Which lines hold the string "以及共建"? Copy every one of them.

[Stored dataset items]
>> Begin
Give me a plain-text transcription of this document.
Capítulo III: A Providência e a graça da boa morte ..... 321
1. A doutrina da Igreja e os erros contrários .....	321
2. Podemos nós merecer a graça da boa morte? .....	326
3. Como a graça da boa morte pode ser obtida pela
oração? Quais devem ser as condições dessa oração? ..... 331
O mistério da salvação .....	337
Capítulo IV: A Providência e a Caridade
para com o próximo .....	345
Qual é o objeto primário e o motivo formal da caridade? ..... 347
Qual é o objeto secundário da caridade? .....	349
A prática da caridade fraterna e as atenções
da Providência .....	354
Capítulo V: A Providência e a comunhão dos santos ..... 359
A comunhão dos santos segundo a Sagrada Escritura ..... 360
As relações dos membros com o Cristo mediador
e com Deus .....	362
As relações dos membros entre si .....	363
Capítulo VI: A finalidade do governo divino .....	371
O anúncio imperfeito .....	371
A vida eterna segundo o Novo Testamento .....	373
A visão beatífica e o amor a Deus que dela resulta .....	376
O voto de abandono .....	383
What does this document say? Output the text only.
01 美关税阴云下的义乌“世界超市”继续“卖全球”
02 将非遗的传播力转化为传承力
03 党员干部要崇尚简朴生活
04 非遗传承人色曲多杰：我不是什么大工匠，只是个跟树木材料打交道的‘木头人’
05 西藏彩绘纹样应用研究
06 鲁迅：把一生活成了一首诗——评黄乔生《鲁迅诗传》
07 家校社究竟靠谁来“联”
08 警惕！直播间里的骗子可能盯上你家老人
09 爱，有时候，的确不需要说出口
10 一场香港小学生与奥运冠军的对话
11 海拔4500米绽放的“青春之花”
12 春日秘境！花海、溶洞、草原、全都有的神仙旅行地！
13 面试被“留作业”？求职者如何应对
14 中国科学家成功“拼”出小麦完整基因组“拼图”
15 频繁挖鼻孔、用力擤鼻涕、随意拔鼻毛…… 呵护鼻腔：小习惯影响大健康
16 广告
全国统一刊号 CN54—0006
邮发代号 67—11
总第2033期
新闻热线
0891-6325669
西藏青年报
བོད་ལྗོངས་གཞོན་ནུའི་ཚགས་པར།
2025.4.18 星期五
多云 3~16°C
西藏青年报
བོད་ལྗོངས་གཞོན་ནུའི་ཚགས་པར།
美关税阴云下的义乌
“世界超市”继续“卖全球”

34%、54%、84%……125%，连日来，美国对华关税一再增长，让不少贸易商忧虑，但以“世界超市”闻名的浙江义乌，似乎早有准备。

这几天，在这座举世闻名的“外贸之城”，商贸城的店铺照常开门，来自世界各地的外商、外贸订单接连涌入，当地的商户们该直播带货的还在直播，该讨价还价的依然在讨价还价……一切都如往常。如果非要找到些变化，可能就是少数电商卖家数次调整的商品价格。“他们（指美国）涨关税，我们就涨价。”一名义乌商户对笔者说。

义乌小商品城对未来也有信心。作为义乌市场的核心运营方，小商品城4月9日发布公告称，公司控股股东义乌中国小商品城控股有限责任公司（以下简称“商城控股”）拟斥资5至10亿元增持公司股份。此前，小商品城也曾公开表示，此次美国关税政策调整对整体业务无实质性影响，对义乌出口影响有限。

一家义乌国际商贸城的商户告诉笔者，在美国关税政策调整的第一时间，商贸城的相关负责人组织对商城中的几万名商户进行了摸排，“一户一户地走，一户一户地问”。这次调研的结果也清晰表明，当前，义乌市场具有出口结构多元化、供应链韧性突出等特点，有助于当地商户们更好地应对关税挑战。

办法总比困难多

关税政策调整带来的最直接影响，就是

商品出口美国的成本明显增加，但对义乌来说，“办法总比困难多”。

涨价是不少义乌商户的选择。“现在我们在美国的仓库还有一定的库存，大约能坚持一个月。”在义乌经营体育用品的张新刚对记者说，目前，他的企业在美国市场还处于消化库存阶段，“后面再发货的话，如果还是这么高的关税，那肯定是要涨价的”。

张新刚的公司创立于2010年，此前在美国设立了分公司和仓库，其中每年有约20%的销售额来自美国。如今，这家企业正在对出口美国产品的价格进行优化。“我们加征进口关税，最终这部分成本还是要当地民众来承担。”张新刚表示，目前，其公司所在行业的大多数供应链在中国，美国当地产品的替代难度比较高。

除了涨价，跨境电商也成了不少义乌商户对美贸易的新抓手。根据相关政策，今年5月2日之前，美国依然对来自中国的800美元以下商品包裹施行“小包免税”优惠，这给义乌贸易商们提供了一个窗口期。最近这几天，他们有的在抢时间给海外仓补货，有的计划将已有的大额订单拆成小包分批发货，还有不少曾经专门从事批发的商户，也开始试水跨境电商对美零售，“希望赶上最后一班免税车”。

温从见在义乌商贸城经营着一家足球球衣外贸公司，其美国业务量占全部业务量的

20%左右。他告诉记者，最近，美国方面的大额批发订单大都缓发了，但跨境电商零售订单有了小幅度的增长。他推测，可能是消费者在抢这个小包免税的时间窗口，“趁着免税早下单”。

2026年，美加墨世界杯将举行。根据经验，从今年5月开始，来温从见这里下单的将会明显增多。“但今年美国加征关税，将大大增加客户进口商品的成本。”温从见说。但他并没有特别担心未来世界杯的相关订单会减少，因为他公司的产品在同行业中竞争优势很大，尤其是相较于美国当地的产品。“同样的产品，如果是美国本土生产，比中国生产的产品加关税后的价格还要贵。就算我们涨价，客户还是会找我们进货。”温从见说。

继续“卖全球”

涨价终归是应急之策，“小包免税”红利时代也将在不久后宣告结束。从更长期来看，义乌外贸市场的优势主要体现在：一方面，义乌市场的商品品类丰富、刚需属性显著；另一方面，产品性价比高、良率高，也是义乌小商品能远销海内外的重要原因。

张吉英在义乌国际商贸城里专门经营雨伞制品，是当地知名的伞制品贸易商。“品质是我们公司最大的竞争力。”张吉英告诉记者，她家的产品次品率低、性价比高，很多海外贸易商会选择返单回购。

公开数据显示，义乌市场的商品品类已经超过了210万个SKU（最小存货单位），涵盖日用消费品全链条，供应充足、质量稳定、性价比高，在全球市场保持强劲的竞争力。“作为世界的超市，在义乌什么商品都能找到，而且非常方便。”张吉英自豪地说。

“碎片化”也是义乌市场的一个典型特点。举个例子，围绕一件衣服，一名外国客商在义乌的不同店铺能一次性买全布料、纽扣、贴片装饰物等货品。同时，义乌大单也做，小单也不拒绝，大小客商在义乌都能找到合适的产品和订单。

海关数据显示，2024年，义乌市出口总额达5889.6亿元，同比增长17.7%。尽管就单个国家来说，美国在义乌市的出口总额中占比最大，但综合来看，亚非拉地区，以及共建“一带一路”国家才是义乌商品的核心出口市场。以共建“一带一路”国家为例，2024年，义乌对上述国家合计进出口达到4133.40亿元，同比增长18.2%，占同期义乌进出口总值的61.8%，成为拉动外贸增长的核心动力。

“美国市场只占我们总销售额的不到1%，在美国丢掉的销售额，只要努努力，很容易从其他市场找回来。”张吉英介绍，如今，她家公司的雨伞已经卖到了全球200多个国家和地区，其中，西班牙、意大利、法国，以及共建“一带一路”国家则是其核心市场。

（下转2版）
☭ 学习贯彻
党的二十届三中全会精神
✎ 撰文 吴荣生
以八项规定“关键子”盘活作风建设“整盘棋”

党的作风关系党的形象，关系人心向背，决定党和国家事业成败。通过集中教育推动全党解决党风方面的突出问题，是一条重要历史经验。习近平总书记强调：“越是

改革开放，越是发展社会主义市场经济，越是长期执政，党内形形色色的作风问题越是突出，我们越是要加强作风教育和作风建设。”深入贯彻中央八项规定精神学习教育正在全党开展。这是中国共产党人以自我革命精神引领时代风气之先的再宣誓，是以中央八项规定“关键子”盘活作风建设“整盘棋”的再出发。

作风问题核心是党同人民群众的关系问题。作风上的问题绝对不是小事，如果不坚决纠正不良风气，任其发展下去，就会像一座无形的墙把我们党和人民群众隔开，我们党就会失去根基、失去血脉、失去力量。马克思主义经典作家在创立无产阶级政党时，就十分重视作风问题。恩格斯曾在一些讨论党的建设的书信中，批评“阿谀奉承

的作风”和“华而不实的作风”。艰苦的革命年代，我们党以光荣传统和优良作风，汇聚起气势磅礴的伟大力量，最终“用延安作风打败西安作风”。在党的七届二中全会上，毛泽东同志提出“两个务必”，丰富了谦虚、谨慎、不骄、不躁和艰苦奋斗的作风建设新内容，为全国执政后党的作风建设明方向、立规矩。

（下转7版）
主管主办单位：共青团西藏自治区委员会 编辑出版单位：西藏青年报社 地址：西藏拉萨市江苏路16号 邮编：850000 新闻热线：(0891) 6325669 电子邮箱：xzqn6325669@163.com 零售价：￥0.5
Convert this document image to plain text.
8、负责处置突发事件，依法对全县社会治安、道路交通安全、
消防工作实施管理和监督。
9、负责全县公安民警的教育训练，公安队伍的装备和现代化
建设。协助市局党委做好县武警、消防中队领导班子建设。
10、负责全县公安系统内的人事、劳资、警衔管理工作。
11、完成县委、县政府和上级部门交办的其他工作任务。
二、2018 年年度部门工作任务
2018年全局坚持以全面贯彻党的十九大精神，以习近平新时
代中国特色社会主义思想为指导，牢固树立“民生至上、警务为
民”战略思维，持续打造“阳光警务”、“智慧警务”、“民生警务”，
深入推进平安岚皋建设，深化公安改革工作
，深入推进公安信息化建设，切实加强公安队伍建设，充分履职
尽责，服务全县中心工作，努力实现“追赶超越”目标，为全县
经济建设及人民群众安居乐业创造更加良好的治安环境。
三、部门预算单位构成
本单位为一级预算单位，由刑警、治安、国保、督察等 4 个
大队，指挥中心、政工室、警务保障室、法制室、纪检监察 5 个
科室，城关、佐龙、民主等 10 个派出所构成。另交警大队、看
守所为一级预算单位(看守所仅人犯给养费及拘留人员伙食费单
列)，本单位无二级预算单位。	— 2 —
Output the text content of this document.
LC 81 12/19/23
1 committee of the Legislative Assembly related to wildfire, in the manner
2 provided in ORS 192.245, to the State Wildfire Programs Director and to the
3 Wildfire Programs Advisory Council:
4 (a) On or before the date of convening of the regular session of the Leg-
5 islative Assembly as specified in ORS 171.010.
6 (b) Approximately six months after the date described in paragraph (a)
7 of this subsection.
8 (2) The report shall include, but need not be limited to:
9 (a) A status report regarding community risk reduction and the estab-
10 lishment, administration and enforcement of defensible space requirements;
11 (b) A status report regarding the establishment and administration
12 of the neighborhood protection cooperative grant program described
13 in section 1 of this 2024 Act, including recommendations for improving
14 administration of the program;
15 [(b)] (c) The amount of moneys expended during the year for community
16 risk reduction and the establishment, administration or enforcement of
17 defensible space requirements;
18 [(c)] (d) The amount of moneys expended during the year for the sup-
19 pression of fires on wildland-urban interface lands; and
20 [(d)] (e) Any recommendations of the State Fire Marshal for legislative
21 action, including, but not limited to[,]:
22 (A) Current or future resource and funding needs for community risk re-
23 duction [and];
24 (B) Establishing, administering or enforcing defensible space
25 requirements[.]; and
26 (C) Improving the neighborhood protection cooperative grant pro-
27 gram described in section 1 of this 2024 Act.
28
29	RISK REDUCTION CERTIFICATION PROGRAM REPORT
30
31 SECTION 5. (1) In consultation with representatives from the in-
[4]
>> End
## WRITTEN RESPONSE
海关数据显示，2024年，义乌市出口总额达5889.6亿元，同比增长17.7%。尽管就单个国家来说，美国在义乌市的出口总额中占比最大，但综合来看，亚非拉地区，以及共建“一带一路”国家才是义乌商品的核心出口市场。以共建“一带一路”国家为例，2024年，义乌对上述国家合计进出口达到4133.40亿元，同比增长18.2%，占同期义乌进出口总值的61.8%，成为拉动外贸增长的核心动力。
“美国市场只占我们总销售额的不到1%，在美国丢掉的销售额，只要努努力，很容易从其他市场找回来。”张吉英介绍，如今，她家公司的雨伞已经卖到了全球200多个国家和地区，其中，西班牙、意大利、法国，以及共建“一带一路”国家则是其核心市场。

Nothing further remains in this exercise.